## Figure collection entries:

▼

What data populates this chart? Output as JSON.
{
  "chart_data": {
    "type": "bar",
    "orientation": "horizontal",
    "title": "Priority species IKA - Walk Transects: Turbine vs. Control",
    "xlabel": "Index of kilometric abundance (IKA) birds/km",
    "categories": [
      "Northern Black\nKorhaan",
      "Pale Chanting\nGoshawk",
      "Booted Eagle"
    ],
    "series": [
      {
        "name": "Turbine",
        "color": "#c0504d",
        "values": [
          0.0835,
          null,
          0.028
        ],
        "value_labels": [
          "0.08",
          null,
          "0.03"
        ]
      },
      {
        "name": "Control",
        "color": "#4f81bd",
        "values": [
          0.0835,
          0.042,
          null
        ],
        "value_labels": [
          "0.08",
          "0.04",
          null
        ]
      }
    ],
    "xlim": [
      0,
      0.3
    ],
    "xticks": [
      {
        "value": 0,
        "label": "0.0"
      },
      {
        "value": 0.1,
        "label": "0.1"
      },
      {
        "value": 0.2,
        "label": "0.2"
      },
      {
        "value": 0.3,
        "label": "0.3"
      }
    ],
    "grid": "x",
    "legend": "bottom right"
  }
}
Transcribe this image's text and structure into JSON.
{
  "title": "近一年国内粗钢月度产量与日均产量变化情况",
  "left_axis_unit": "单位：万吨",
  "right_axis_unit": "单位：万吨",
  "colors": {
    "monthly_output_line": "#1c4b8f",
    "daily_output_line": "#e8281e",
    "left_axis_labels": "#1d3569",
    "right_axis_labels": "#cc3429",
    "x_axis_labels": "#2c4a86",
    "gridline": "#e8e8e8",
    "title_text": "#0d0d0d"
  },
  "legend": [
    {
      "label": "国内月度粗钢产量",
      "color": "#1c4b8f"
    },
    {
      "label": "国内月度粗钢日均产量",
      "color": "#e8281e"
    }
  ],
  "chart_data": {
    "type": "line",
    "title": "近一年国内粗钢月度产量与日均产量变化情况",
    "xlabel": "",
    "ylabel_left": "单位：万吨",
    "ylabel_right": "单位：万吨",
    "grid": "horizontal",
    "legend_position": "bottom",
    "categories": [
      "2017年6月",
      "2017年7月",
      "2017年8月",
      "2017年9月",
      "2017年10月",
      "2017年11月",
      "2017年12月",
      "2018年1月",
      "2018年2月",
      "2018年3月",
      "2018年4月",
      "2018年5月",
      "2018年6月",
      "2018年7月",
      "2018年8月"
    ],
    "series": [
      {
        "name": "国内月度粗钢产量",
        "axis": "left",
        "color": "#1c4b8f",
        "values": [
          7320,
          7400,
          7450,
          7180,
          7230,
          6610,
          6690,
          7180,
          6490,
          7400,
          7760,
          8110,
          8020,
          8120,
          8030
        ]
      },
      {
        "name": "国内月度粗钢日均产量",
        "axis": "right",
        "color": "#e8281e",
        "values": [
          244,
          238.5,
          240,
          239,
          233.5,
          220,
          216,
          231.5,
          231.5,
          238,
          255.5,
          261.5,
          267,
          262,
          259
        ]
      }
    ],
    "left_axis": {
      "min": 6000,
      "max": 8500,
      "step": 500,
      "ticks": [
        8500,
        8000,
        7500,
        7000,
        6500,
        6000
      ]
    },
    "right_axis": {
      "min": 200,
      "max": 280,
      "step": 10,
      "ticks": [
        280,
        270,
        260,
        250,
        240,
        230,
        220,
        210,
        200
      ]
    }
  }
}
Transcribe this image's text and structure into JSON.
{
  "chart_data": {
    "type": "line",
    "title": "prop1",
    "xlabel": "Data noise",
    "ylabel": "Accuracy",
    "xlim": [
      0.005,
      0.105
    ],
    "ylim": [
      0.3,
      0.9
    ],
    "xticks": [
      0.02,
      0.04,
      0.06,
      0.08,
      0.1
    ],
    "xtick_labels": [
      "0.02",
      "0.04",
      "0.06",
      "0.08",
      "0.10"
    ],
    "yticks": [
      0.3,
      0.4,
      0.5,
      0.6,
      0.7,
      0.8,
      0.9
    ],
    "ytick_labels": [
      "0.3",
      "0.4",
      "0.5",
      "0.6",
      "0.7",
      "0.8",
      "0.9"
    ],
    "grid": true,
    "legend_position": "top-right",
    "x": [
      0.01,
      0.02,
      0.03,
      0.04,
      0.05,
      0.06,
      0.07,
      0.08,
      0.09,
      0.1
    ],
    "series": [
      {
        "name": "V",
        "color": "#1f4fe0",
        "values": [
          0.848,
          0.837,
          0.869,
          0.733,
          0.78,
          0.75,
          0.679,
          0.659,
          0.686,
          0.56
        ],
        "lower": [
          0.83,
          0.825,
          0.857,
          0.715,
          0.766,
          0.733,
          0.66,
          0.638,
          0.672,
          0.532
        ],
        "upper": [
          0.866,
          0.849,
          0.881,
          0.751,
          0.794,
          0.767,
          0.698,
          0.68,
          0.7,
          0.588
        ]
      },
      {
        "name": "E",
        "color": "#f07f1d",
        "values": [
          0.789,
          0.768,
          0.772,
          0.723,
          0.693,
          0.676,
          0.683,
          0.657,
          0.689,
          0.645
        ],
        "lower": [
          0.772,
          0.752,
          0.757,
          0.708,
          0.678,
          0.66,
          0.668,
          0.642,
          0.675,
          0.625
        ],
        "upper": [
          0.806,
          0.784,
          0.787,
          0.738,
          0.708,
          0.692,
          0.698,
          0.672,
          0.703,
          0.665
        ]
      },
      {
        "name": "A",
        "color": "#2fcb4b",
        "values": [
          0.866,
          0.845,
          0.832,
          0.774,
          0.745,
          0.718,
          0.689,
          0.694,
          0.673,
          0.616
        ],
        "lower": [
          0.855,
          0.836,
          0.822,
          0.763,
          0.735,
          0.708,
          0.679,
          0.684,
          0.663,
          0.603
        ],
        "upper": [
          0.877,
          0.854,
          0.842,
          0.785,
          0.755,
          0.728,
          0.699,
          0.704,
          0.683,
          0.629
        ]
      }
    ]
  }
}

▲

## PROBLEM REQUIREMENTS:
Identify every line above that includes the word "horizontal", and show those lines.

## THE COMPLETED TASK:
    "orientation": "horizontal",
    "grid": "horizontal",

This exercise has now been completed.